■ **EXERCISE DESCRIPTION**:
In the material below, find how many lines contain the string "this". Write only that number.
========================================================================
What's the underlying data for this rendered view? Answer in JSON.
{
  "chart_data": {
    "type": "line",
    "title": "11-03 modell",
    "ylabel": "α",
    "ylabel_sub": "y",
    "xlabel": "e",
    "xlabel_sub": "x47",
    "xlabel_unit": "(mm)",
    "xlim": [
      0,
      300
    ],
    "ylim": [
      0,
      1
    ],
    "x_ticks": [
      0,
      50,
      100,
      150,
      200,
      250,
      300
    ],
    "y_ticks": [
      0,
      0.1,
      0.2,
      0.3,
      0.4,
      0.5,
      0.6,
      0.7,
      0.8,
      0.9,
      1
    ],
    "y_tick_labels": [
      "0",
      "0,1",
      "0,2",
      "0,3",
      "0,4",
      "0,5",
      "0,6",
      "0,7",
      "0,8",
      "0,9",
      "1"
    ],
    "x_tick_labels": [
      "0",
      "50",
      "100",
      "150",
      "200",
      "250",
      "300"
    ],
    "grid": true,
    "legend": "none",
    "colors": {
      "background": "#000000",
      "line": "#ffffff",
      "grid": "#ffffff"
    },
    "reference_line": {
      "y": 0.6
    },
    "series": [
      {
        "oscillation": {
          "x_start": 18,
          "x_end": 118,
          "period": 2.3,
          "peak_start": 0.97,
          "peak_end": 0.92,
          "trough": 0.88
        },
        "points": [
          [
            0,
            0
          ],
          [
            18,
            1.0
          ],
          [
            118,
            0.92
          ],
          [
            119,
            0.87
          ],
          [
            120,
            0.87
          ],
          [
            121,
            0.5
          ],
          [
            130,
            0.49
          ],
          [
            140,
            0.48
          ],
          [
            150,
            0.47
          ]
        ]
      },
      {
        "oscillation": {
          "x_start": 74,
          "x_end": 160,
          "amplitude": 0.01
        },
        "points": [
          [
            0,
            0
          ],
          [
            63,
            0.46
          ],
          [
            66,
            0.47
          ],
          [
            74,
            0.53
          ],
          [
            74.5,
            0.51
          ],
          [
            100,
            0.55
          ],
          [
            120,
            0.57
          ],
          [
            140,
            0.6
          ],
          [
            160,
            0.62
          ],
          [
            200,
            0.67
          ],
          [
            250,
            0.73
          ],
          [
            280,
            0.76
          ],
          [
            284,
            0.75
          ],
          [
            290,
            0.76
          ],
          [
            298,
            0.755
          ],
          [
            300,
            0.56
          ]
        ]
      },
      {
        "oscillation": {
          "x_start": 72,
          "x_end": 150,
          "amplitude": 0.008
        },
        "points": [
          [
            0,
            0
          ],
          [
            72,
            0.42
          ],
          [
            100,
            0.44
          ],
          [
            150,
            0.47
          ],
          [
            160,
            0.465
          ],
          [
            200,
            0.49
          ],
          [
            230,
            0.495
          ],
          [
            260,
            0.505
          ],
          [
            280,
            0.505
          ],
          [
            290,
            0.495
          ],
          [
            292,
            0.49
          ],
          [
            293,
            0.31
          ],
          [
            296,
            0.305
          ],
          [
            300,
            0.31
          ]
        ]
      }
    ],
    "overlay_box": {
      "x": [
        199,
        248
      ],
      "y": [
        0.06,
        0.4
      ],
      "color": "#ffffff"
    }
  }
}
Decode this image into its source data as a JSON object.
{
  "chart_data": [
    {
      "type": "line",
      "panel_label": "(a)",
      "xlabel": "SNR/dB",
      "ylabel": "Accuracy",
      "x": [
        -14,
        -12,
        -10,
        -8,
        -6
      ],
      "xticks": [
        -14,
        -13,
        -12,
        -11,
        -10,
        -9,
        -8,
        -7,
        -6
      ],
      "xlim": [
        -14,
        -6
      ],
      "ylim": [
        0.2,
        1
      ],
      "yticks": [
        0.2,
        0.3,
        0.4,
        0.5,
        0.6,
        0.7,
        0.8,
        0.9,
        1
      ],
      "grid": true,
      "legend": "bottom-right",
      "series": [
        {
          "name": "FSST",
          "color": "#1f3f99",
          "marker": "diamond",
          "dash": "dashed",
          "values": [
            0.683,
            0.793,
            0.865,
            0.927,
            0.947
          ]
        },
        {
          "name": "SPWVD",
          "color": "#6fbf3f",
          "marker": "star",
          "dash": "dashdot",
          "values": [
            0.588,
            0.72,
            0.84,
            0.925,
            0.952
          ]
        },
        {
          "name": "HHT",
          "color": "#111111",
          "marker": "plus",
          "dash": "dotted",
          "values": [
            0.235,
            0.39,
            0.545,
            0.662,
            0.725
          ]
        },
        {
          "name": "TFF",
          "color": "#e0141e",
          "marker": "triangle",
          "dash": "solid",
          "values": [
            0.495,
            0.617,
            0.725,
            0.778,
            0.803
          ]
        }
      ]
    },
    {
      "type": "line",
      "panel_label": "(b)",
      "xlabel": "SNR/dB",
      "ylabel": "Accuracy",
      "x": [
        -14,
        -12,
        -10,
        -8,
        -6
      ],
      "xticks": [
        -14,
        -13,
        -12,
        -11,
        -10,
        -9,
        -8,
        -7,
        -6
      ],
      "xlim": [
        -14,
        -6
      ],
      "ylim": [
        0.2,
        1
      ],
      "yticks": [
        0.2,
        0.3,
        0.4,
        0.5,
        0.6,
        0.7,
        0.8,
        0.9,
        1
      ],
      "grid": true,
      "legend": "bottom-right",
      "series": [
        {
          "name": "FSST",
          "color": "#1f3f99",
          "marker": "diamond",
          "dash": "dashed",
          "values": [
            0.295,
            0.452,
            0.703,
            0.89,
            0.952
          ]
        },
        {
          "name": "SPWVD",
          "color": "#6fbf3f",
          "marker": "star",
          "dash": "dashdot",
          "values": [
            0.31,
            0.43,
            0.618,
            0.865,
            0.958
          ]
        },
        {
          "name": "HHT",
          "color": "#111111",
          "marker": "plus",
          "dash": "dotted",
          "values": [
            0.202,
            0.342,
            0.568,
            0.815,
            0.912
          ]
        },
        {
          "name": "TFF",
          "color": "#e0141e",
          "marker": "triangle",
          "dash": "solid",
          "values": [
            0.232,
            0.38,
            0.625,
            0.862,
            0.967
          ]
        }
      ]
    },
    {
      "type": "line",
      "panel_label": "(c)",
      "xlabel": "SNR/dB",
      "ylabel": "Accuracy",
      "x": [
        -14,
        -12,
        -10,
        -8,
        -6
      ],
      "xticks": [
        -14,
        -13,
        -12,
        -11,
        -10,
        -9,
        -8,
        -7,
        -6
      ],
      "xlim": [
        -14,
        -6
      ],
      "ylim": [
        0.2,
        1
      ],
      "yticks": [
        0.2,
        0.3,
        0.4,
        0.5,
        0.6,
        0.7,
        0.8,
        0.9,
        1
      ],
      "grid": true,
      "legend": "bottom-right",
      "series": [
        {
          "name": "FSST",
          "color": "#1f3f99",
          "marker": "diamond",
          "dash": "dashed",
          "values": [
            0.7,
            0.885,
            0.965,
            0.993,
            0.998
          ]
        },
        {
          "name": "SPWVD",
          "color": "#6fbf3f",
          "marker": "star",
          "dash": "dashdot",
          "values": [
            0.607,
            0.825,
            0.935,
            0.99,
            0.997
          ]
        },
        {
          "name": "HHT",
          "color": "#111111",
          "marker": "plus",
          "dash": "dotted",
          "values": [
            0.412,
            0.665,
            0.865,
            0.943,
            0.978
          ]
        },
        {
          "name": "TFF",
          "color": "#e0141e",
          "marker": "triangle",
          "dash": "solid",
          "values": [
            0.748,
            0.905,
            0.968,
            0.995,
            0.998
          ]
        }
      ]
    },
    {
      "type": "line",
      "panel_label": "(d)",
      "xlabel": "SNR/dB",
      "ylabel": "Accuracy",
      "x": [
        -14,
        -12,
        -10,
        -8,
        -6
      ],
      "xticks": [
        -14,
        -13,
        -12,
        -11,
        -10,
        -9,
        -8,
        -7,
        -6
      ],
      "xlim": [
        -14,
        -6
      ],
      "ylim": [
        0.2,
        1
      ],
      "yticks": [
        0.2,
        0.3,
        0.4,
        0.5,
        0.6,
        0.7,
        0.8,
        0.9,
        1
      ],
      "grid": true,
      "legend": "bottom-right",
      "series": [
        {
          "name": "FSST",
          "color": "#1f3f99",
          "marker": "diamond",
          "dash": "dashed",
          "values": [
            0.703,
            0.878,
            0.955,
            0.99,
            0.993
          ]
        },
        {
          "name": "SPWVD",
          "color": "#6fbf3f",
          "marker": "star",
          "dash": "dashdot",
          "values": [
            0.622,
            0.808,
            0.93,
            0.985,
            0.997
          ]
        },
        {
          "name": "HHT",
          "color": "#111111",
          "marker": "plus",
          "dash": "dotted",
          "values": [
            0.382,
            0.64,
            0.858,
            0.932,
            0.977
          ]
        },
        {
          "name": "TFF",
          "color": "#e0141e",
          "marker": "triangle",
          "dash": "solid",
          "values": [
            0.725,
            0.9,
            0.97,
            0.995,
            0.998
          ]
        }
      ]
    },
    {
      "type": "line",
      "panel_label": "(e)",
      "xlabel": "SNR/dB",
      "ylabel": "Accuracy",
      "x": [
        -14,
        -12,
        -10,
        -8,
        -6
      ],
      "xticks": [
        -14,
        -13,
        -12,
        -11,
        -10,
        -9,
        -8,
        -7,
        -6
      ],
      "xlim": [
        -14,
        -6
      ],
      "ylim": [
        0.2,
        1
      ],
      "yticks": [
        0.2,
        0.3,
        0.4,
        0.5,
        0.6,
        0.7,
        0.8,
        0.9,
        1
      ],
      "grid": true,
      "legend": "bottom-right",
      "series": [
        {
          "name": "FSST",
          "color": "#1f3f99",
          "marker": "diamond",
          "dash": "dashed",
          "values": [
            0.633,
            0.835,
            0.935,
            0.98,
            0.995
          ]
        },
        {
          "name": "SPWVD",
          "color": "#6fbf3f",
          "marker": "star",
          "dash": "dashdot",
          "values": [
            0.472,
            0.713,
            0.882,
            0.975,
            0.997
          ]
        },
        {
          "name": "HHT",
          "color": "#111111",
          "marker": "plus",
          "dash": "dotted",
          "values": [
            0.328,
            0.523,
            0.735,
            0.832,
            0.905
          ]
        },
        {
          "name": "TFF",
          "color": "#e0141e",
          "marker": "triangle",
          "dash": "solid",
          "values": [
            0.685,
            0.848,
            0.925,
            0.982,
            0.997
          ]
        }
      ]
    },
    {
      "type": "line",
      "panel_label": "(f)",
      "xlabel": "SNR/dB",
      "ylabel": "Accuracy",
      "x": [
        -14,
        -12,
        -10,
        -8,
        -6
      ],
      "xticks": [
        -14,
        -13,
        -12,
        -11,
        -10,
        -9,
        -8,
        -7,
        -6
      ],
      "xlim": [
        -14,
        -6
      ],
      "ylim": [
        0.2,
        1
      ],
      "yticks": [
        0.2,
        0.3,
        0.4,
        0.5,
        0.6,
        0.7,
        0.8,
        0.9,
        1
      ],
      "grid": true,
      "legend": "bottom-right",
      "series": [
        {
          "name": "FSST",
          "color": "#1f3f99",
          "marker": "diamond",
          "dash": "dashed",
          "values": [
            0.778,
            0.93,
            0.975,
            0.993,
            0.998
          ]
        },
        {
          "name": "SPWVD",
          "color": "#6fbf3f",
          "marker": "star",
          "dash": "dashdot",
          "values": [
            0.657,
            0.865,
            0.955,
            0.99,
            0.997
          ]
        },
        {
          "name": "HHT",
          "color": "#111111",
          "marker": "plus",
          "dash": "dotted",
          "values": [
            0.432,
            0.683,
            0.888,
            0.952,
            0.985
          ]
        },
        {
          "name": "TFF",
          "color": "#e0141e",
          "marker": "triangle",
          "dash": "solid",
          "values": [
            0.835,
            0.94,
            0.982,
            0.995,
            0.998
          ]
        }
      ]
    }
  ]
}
========================================================================
■ **TASK SOLUTION**:
2